_Source passage_
Because intravascular thrombosis and systemic clotting derangements are prominent features of AHXR, we investigated whether anticoagulants would have a significant impact on the humoral response. Although the potential of soluble agents has been shown in a variety of studies, no single agent or combination has been shown to inhibit AHXR completely. Additionally, the experimental and clinical use of systemic agents is associated with haemorrhagic complications, particularly after surgery, so they are likely to have only limited usefulness in any clinical xenotransplantation programme.

Our approach has been to target fusion proteins based on human TFPI and the leech anticoagulant hirudin to the endothelium of the transplanted xenograft. The fusion proteins were designed so that the anticoagulants were tethered to the EC surface through a covalent linkage to the membrane proximal domains of human CD4. Additionally, they were targeted to Weibel-Palade bodies in resting EC by incorporation of a cytoplasmic sequence from P-selectin (28). This ensured they were only expressed on the luminal surface when EC were activated. Our previous studies have demonstrated that EC expression is a particularly effective way to inhibit intravascular thrombosis after systemic endotoxaemia (29).

The data presented here demonstrate for the first time that the expression of single anticoagulant agents hirudin and TFPI on activated endothlium can achieve effective inhibition of thrombosis in transplanted cardiac xenografts, and offer complete protection against humoral rejection.

In non-ciclosporin A-treated recipients, prolonged survival of the transgenic hearts was achieved without specific manipulation of complement or antibody responses and accordingly, immunohistological analyses revealed patterns of antibody and complement deposition on intracardiac vessels similar to those seen in control BL/6 hearts. Before these experiments were performed, evidence from both in vitro and in vivo studies led us to predict that antibody and complement deposition within the transgenic grafts would, independently of any thrombosis and coagulation disturbances, promote significant pathology leading to rejection (17–19). However, transgenic organs appeared not to suffer any adverse consequence from the acute toxic effects of antibody and complement. By definition, these hearts have ‘accommodated’ to the conditions that would ordinarily mediate humoral rejection, although this work has not addressed the mechanisms by which the anticoagulant fusion proteins mediate this protection.

Importantly, hearts from the transgenic mice survived for >100 days in rats that received ciclosporin to inhibit T-cell-mediated rejection. These hearts appeared histologically normal, without evidence of arterisoclerosis, suggesting that expression of the anticoagulant fusion proteins may protect against the development of this lesion after xenotransplantation. We are currently investigating the hypothesis that activated coagulation factors play a significant role in the development of both the acute and chronic manisfestations of antibody- and complement-mediated rejection.

_Record excerpts_
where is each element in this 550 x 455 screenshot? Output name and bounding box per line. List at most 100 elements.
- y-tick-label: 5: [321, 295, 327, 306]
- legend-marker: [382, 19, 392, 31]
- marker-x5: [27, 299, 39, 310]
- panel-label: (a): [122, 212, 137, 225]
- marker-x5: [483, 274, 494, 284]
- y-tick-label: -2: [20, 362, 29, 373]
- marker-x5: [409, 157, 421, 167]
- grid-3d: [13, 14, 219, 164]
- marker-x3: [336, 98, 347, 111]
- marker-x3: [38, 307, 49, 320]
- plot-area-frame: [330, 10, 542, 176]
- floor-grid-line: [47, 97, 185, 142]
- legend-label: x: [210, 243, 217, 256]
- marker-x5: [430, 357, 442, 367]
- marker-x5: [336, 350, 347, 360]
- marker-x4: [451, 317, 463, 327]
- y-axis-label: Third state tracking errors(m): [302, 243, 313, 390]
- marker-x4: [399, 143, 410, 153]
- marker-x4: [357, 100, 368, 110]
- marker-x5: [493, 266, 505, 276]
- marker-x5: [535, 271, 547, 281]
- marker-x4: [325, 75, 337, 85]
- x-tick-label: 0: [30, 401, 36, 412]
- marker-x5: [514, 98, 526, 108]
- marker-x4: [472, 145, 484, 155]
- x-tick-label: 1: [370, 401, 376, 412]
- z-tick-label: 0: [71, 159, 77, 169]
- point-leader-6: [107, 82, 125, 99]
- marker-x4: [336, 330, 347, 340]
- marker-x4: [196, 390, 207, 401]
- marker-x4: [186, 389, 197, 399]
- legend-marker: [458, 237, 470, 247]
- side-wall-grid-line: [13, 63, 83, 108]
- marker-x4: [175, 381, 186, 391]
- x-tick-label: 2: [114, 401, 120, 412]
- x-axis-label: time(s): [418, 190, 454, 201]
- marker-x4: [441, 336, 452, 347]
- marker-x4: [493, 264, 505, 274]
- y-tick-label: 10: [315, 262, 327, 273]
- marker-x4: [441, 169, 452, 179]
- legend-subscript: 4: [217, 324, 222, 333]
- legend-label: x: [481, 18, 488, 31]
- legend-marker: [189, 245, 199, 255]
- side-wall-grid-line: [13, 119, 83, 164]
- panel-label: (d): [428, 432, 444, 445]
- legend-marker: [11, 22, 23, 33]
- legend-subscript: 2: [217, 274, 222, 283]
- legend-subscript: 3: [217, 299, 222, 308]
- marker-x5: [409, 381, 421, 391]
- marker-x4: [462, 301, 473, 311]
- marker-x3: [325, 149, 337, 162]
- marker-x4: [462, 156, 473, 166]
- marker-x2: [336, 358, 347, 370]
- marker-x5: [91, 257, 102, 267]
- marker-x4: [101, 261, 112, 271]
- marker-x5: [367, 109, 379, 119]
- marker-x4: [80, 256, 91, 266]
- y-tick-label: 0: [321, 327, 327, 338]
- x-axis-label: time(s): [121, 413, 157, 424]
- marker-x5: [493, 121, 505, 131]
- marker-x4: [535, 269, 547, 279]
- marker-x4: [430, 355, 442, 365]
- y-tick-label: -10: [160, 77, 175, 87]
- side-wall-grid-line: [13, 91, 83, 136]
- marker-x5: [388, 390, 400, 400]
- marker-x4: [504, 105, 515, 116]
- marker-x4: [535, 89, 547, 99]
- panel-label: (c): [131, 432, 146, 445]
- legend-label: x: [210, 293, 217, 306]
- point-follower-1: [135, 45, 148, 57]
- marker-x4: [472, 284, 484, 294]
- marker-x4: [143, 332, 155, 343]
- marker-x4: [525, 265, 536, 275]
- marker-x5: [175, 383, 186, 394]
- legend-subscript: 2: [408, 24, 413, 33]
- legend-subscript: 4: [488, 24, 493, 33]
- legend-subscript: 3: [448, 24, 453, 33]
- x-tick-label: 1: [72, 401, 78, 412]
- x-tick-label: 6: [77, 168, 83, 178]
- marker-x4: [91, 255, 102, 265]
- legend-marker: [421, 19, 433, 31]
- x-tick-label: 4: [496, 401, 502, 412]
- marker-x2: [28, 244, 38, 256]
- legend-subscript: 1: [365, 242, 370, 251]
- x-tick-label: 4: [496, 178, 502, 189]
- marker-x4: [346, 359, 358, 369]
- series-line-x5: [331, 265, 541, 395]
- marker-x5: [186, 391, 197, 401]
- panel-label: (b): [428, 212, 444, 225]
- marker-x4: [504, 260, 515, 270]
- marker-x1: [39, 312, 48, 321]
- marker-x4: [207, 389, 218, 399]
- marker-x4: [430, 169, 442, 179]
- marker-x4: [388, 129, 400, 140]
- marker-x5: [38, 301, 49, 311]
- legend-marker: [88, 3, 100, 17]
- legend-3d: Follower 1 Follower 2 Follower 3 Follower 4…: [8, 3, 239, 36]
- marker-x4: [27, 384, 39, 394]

_Your goal_
Answer these from the xenograft passage:
(a) Which two anticoagulants were the fusion proteins based on?
(b) The fusion proteins were targeted to Weibel-Palade bodies by incorporating a cytoplasmic sequence from which protein?
(c) How long did hearts from the transgenic mice survive in rats that received ciclosporin?
The entries stand apart from the xenograft passage and are unrelated to it.

_Final answer_
(a) Human TFPI and the leech anticoagulant hirudin.
(b) P-selectin.
(c) More than 100 days.